What is expected. Return all entries precisely as they stand, without the images.

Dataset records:
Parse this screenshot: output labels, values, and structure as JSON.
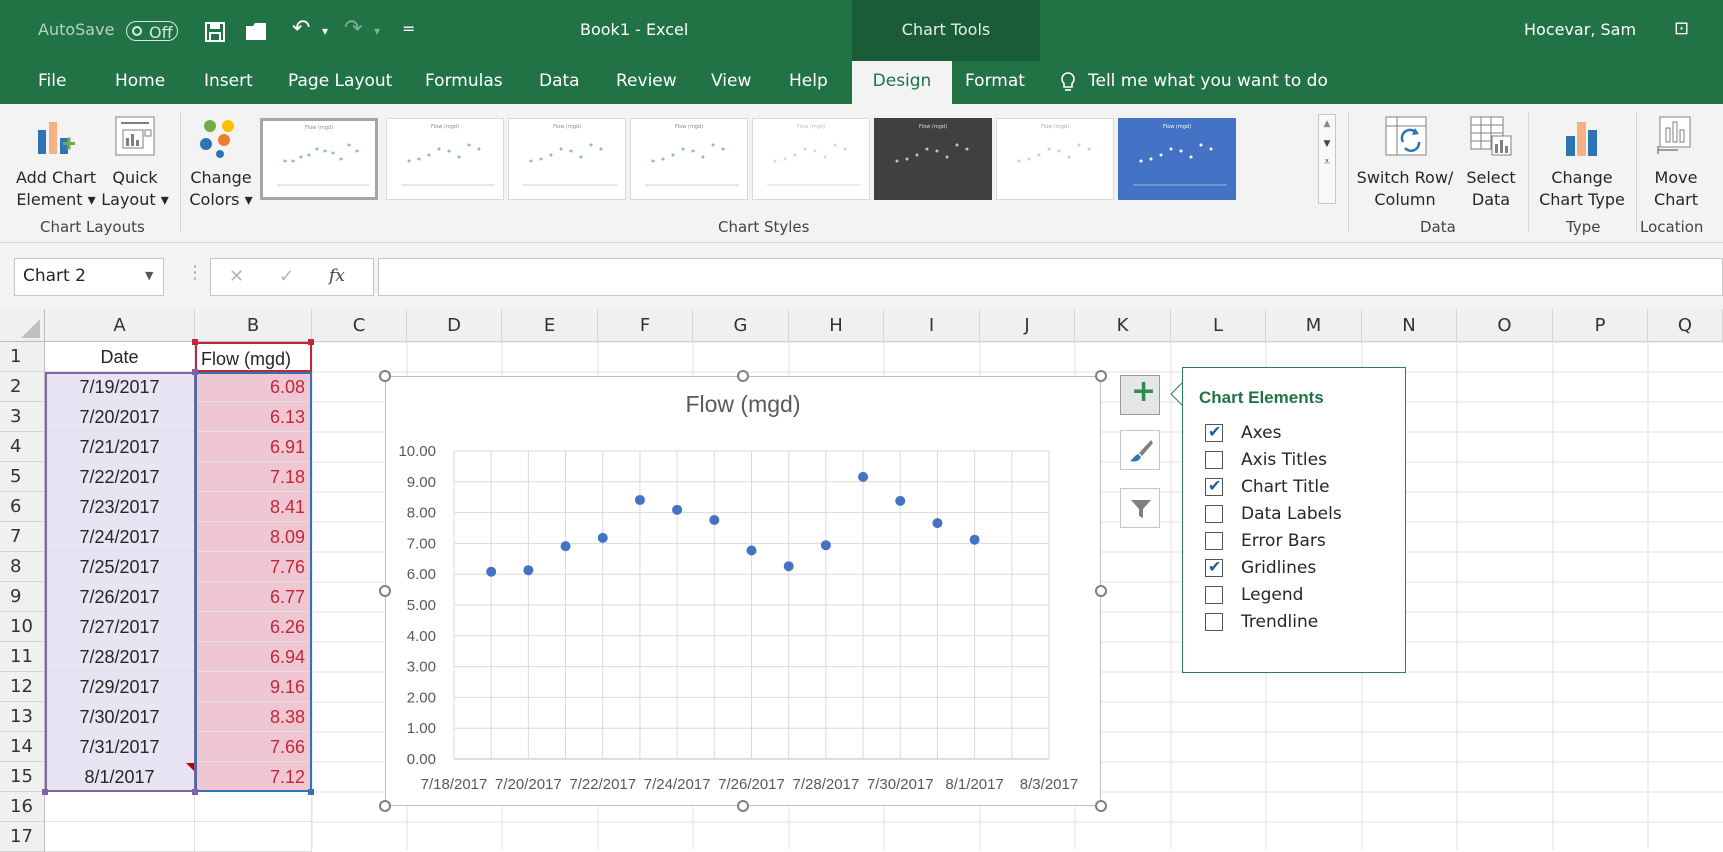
{
  "titlebar": {
    "autosave_label": "AutoSave",
    "autosave_state": "Off",
    "undo_glyph": "↶",
    "redo_glyph": "↷",
    "customize_glyph": "=",
    "book_title": "Book1  -  Excel",
    "context_title": "Chart Tools",
    "user": "Hocevar, Sam",
    "ribbon_display_glyph": "⊡",
    "accent_color": "#217346"
  },
  "tabs": [
    {
      "id": "file",
      "label": "File"
    },
    {
      "id": "home",
      "label": "Home"
    },
    {
      "id": "insert",
      "label": "Insert"
    },
    {
      "id": "page-layout",
      "label": "Page Layout"
    },
    {
      "id": "formulas",
      "label": "Formulas"
    },
    {
      "id": "data",
      "label": "Data"
    },
    {
      "id": "review",
      "label": "Review"
    },
    {
      "id": "view",
      "label": "View"
    },
    {
      "id": "help",
      "label": "Help"
    },
    {
      "id": "design",
      "label": "Design",
      "active": true
    },
    {
      "id": "format",
      "label": "Format"
    }
  ],
  "tell_me": "Tell me what you want to do",
  "ribbon": {
    "add_chart_element": {
      "line1": "Add Chart",
      "line2": "Element ▾"
    },
    "quick_layout": {
      "line1": "Quick",
      "line2": "Layout ▾"
    },
    "change_colors": {
      "line1": "Change",
      "line2": "Colors ▾"
    },
    "switch_row_col": {
      "line1": "Switch Row/",
      "line2": "Column"
    },
    "select_data": {
      "line1": "Select",
      "line2": "Data"
    },
    "change_chart_type": {
      "line1": "Change",
      "line2": "Chart Type"
    },
    "move_chart": {
      "line1": "Move",
      "line2": "Chart"
    },
    "groups": {
      "chart_layouts": "Chart Layouts",
      "chart_styles": "Chart Styles",
      "data": "Data",
      "type": "Type",
      "location": "Location"
    },
    "chart_styles": [
      {
        "style": "plain",
        "selected": true
      },
      {
        "style": "plain"
      },
      {
        "style": "plain"
      },
      {
        "style": "light-gray"
      },
      {
        "style": "faint"
      },
      {
        "style": "dark",
        "bg": "#404040"
      },
      {
        "style": "faint"
      },
      {
        "style": "blue",
        "bg": "#4472c4"
      }
    ]
  },
  "formula_bar": {
    "name_box": "Chart 2",
    "cancel_glyph": "✕",
    "enter_glyph": "✓",
    "fx_label": "fx",
    "formula": ""
  },
  "sheet": {
    "columns": [
      "A",
      "B",
      "C",
      "D",
      "E",
      "F",
      "G",
      "H",
      "I",
      "J",
      "K",
      "L",
      "M",
      "N",
      "O",
      "P",
      "Q"
    ],
    "rows": [
      "1",
      "2",
      "3",
      "4",
      "5",
      "6",
      "7",
      "8",
      "9",
      "10",
      "11",
      "12",
      "13",
      "14",
      "15",
      "16",
      "17"
    ],
    "headers": {
      "a1": "Date",
      "b1": "Flow (mgd)"
    },
    "data": [
      {
        "date": "7/19/2017",
        "flow": "6.08"
      },
      {
        "date": "7/20/2017",
        "flow": "6.13"
      },
      {
        "date": "7/21/2017",
        "flow": "6.91"
      },
      {
        "date": "7/22/2017",
        "flow": "7.18"
      },
      {
        "date": "7/23/2017",
        "flow": "8.41"
      },
      {
        "date": "7/24/2017",
        "flow": "8.09"
      },
      {
        "date": "7/25/2017",
        "flow": "7.76"
      },
      {
        "date": "7/26/2017",
        "flow": "6.77"
      },
      {
        "date": "7/27/2017",
        "flow": "6.26"
      },
      {
        "date": "7/28/2017",
        "flow": "6.94"
      },
      {
        "date": "7/29/2017",
        "flow": "9.16"
      },
      {
        "date": "7/30/2017",
        "flow": "8.38"
      },
      {
        "date": "7/31/2017",
        "flow": "7.66"
      },
      {
        "date": "8/1/2017",
        "flow": "7.12"
      }
    ]
  },
  "chart_data": {
    "type": "scatter",
    "title": "Flow (mgd)",
    "x": [
      "7/19/2017",
      "7/20/2017",
      "7/21/2017",
      "7/22/2017",
      "7/23/2017",
      "7/24/2017",
      "7/25/2017",
      "7/26/2017",
      "7/27/2017",
      "7/28/2017",
      "7/29/2017",
      "7/30/2017",
      "7/31/2017",
      "8/1/2017"
    ],
    "y": [
      6.08,
      6.13,
      6.91,
      7.18,
      8.41,
      8.09,
      7.76,
      6.77,
      6.26,
      6.94,
      9.16,
      8.38,
      7.66,
      7.12
    ],
    "xlim": [
      "7/18/2017",
      "8/3/2017"
    ],
    "ylim": [
      0,
      10
    ],
    "x_tick_labels": [
      "7/18/2017",
      "7/20/2017",
      "7/22/2017",
      "7/24/2017",
      "7/26/2017",
      "7/28/2017",
      "7/30/2017",
      "8/1/2017",
      "8/3/2017"
    ],
    "y_tick_labels": [
      "0.00",
      "1.00",
      "2.00",
      "3.00",
      "4.00",
      "5.00",
      "6.00",
      "7.00",
      "8.00",
      "9.00",
      "10.00"
    ],
    "grid": true,
    "legend": false,
    "marker_color": "#4472c4"
  },
  "chart_side_buttons": {
    "elements_glyph": "+",
    "styles_icon": "paintbrush",
    "filters_icon": "funnel"
  },
  "chart_elements_panel": {
    "title": "Chart Elements",
    "items": [
      {
        "label": "Axes",
        "checked": true
      },
      {
        "label": "Axis Titles",
        "checked": false
      },
      {
        "label": "Chart Title",
        "checked": true
      },
      {
        "label": "Data Labels",
        "checked": false
      },
      {
        "label": "Error Bars",
        "checked": false
      },
      {
        "label": "Gridlines",
        "checked": true
      },
      {
        "label": "Legend",
        "checked": false
      },
      {
        "label": "Trendline",
        "checked": false
      }
    ],
    "check_glyph": "✔"
  }
}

Answer for the task.
Parse this screenshot: output labels, values, and structure as JSON.
{
  "titlebar": {
    "autosave_label": "AutoSave",
    "autosave_state": "Off",
    "undo_glyph": "↶",
    "redo_glyph": "↷",
    "customize_glyph": "=",
    "book_title": "Book1  -  Excel",
    "context_title": "Chart Tools",
    "user": "Hocevar, Sam",
    "ribbon_display_glyph": "⊡",
    "accent_color": "#217346"
  },
  "tabs": [
    {
      "id": "file",
      "label": "File"
    },
    {
      "id": "home",
      "label": "Home"
    },
    {
      "id": "insert",
      "label": "Insert"
    },
    {
      "id": "page-layout",
      "label": "Page Layout"
    },
    {
      "id": "formulas",
      "label": "Formulas"
    },
    {
      "id": "data",
      "label": "Data"
    },
    {
      "id": "review",
      "label": "Review"
    },
    {
      "id": "view",
      "label": "View"
    },
    {
      "id": "help",
      "label": "Help"
    },
    {
      "id": "design",
      "label": "Design",
      "active": true
    },
    {
      "id": "format",
      "label": "Format"
    }
  ],
  "tell_me": "Tell me what you want to do",
  "ribbon": {
    "add_chart_element": {
      "line1": "Add Chart",
      "line2": "Element ▾"
    },
    "quick_layout": {
      "line1": "Quick",
      "line2": "Layout ▾"
    },
    "change_colors": {
      "line1": "Change",
      "line2": "Colors ▾"
    },
    "switch_row_col": {
      "line1": "Switch Row/",
      "line2": "Column"
    },
    "select_data": {
      "line1": "Select",
      "line2": "Data"
    },
    "change_chart_type": {
      "line1": "Change",
      "line2": "Chart Type"
    },
    "move_chart": {
      "line1": "Move",
      "line2": "Chart"
    },
    "groups": {
      "chart_layouts": "Chart Layouts",
      "chart_styles": "Chart Styles",
      "data": "Data",
      "type": "Type",
      "location": "Location"
    },
    "chart_styles": [
      {
        "style": "plain",
        "selected": true
      },
      {
        "style": "plain"
      },
      {
        "style": "plain"
      },
      {
        "style": "light-gray"
      },
      {
        "style": "faint"
      },
      {
        "style": "dark",
        "bg": "#404040"
      },
      {
        "style": "faint"
      },
      {
        "style": "blue",
        "bg": "#4472c4"
      }
    ]
  },
  "formula_bar": {
    "name_box": "Chart 2",
    "cancel_glyph": "✕",
    "enter_glyph": "✓",
    "fx_label": "fx",
    "formula": ""
  },
  "sheet": {
    "columns": [
      "A",
      "B",
      "C",
      "D",
      "E",
      "F",
      "G",
      "H",
      "I",
      "J",
      "K",
      "L",
      "M",
      "N",
      "O",
      "P",
      "Q"
    ],
    "rows": [
      "1",
      "2",
      "3",
      "4",
      "5",
      "6",
      "7",
      "8",
      "9",
      "10",
      "11",
      "12",
      "13",
      "14",
      "15",
      "16",
      "17"
    ],
    "headers": {
      "a1": "Date",
      "b1": "Flow (mgd)"
    },
    "data": [
      {
        "date": "7/19/2017",
        "flow": "6.08"
      },
      {
        "date": "7/20/2017",
        "flow": "6.13"
      },
      {
        "date": "7/21/2017",
        "flow": "6.91"
      },
      {
        "date": "7/22/2017",
        "flow": "7.18"
      },
      {
        "date": "7/23/2017",
        "flow": "8.41"
      },
      {
        "date": "7/24/2017",
        "flow": "8.09"
      },
      {
        "date": "7/25/2017",
        "flow": "7.76"
      },
      {
        "date": "7/26/2017",
        "flow": "6.77"
      },
      {
        "date": "7/27/2017",
        "flow": "6.26"
      },
      {
        "date": "7/28/2017",
        "flow": "6.94"
      },
      {
        "date": "7/29/2017",
        "flow": "9.16"
      },
      {
        "date": "7/30/2017",
        "flow": "8.38"
      },
      {
        "date": "7/31/2017",
        "flow": "7.66"
      },
      {
        "date": "8/1/2017",
        "flow": "7.12"
      }
    ]
  },
  "chart_data": {
    "type": "scatter",
    "title": "Flow (mgd)",
    "x": [
      "7/19/2017",
      "7/20/2017",
      "7/21/2017",
      "7/22/2017",
      "7/23/2017",
      "7/24/2017",
      "7/25/2017",
      "7/26/2017",
      "7/27/2017",
      "7/28/2017",
      "7/29/2017",
      "7/30/2017",
      "7/31/2017",
      "8/1/2017"
    ],
    "y": [
      6.08,
      6.13,
      6.91,
      7.18,
      8.41,
      8.09,
      7.76,
      6.77,
      6.26,
      6.94,
      9.16,
      8.38,
      7.66,
      7.12
    ],
    "xlim": [
      "7/18/2017",
      "8/3/2017"
    ],
    "ylim": [
      0,
      10
    ],
    "x_tick_labels": [
      "7/18/2017",
      "7/20/2017",
      "7/22/2017",
      "7/24/2017",
      "7/26/2017",
      "7/28/2017",
      "7/30/2017",
      "8/1/2017",
      "8/3/2017"
    ],
    "y_tick_labels": [
      "0.00",
      "1.00",
      "2.00",
      "3.00",
      "4.00",
      "5.00",
      "6.00",
      "7.00",
      "8.00",
      "9.00",
      "10.00"
    ],
    "grid": true,
    "legend": false,
    "marker_color": "#4472c4"
  },
  "chart_side_buttons": {
    "elements_glyph": "+",
    "styles_icon": "paintbrush",
    "filters_icon": "funnel"
  },
  "chart_elements_panel": {
    "title": "Chart Elements",
    "items": [
      {
        "label": "Axes",
        "checked": true
      },
      {
        "label": "Axis Titles",
        "checked": false
      },
      {
        "label": "Chart Title",
        "checked": true
      },
      {
        "label": "Data Labels",
        "checked": false
      },
      {
        "label": "Error Bars",
        "checked": false
      },
      {
        "label": "Gridlines",
        "checked": true
      },
      {
        "label": "Legend",
        "checked": false
      },
      {
        "label": "Trendline",
        "checked": false
      }
    ],
    "check_glyph": "✔"
  }
}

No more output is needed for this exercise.